Problem to solve -
Pull every line with the word "name" out of the entries below.

Records -

start

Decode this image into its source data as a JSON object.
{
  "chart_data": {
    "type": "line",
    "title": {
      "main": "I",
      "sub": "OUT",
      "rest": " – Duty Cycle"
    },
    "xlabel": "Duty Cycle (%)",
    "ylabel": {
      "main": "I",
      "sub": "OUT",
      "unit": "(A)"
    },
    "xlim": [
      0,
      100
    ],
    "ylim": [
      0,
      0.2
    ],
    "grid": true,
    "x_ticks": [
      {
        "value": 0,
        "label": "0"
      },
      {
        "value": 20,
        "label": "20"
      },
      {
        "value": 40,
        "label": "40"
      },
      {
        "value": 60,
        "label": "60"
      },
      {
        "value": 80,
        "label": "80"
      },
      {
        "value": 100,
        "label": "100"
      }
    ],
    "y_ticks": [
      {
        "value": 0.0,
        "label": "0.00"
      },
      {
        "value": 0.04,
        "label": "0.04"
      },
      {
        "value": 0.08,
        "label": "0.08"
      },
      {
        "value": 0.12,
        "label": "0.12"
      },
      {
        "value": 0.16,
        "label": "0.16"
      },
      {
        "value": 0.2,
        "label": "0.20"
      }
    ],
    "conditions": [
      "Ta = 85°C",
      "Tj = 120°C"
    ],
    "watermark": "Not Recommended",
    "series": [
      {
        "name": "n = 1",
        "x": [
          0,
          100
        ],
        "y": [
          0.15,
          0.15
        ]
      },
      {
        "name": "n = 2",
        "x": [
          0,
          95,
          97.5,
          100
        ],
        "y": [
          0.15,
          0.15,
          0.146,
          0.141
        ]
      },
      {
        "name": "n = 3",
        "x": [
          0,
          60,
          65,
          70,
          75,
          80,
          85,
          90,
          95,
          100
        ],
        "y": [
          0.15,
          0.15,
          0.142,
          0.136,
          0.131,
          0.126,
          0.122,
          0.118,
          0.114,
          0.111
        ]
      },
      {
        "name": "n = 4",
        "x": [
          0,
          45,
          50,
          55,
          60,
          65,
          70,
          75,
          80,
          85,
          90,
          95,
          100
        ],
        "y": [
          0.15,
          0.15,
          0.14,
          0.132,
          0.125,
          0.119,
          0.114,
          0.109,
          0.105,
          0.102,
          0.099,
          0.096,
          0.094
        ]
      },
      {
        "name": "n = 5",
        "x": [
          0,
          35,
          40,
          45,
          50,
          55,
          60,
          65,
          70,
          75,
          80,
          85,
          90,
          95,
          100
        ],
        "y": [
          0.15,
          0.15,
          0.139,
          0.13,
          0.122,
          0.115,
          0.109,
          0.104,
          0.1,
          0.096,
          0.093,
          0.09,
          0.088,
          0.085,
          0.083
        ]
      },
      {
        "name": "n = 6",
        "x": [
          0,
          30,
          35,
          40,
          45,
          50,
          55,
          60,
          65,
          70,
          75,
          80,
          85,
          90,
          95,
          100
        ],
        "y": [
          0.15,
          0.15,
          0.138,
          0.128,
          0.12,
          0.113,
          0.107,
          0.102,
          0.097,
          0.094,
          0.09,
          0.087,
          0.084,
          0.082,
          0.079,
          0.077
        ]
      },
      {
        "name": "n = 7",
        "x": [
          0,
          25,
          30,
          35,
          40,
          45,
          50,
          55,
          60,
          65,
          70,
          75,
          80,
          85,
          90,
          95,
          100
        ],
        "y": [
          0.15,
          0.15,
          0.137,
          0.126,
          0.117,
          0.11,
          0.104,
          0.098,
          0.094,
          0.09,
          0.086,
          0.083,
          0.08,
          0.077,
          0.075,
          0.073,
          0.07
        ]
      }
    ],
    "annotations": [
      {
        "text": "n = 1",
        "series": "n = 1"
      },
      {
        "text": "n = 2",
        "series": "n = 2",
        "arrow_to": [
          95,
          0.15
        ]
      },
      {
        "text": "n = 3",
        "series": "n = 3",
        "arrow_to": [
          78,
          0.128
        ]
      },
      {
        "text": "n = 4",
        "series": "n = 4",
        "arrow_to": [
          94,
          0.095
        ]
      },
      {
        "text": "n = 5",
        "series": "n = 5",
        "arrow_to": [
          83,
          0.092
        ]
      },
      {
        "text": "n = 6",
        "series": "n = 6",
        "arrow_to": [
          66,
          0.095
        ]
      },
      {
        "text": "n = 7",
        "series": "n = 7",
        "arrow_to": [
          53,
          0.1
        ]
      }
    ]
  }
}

end

Result of this task -
        "name": "n = 1",
        "name": "n = 2",
        "name": "n = 3",
        "name": "n = 4",
        "name": "n = 5",
        "name": "n = 6",
        "name": "n = 7",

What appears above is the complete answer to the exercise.